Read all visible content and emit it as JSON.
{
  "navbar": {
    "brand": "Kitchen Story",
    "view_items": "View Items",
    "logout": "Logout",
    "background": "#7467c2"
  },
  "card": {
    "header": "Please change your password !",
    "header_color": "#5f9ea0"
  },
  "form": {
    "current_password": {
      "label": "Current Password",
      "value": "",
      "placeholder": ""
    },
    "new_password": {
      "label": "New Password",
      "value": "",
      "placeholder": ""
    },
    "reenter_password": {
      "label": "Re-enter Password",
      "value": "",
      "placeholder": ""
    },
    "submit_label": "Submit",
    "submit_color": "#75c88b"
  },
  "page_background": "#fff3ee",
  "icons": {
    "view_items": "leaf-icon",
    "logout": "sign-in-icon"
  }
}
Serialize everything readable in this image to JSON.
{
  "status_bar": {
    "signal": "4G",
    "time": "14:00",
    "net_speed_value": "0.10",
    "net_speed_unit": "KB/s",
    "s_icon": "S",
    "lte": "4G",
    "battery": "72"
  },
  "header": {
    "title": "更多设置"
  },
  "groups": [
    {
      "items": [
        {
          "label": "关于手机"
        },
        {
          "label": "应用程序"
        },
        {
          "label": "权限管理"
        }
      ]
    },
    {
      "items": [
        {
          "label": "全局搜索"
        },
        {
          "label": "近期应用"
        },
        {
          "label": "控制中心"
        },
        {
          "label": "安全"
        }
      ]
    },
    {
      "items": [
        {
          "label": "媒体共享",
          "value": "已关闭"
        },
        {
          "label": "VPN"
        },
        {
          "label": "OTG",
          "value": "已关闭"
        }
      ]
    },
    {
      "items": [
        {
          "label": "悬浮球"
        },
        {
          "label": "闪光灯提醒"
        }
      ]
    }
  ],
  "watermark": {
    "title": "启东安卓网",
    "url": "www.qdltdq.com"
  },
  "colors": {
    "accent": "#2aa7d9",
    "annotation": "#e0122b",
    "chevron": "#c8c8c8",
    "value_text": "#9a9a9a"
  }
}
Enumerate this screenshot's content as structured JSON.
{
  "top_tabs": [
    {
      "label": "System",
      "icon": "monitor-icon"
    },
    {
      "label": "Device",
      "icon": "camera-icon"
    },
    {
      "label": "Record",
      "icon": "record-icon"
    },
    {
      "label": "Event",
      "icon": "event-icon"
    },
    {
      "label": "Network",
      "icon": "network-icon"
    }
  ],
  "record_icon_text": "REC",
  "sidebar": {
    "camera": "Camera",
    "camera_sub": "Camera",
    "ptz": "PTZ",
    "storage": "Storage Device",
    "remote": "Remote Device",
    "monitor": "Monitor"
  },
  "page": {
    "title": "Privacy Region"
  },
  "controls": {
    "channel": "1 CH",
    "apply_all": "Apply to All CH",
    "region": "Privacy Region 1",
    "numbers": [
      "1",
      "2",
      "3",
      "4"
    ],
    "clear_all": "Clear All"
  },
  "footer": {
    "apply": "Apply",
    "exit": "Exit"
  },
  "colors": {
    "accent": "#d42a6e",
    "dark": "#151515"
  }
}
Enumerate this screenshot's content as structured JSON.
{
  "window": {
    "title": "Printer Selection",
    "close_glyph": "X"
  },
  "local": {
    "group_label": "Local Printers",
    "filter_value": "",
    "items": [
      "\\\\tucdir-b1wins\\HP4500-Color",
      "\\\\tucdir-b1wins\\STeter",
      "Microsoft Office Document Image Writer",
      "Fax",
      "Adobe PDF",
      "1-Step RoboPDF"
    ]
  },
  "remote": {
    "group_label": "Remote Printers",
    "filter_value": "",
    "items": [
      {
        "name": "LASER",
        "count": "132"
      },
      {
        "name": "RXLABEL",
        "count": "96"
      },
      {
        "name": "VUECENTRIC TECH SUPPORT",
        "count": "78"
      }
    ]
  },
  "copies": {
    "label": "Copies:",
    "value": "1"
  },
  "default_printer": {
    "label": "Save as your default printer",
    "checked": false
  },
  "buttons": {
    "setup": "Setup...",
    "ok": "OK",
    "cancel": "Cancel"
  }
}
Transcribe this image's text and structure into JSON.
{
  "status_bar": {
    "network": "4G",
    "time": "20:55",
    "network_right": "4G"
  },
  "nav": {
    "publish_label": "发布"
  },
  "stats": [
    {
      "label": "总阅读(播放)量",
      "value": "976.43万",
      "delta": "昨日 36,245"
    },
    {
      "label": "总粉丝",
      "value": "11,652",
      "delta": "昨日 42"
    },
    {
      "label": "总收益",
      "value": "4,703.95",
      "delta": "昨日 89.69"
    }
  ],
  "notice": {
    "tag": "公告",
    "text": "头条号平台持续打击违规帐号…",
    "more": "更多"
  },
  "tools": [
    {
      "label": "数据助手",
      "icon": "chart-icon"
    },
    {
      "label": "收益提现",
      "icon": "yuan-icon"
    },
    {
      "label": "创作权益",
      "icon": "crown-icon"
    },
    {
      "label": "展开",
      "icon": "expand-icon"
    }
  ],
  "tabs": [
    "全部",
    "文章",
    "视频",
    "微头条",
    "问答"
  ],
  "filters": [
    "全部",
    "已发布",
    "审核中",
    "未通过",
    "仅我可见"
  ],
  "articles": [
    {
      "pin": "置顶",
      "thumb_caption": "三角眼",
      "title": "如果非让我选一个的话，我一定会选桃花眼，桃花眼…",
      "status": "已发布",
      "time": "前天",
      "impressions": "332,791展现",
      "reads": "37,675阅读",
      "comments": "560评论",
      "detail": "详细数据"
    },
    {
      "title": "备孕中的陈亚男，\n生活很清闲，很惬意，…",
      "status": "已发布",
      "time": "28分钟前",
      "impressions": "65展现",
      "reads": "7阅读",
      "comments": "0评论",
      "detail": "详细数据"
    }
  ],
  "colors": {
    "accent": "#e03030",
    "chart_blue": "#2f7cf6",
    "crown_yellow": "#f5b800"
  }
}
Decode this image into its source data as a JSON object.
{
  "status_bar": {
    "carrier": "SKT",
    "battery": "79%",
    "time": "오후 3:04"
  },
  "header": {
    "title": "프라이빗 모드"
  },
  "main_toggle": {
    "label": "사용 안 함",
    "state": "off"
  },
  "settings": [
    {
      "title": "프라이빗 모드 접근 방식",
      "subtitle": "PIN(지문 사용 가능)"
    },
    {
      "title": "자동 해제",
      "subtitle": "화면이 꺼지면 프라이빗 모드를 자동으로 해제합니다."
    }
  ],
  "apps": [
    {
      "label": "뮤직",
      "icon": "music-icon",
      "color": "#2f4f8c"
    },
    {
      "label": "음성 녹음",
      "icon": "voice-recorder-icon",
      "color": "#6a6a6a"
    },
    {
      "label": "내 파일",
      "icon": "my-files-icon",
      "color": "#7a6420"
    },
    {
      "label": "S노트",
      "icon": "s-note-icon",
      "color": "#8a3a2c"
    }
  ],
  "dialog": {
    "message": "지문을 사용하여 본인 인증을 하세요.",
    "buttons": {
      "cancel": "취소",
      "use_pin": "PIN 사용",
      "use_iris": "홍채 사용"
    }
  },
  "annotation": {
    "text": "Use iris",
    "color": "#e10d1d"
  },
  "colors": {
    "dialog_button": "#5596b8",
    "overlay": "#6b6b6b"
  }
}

· · · ·

Isolate the lines that hold the word "subtitle" and copy all of them.

## The response
      "subtitle": "PIN(지문 사용 가능)"
      "subtitle": "화면이 꺼지면 프라이빗 모드를 자동으로 해제합니다."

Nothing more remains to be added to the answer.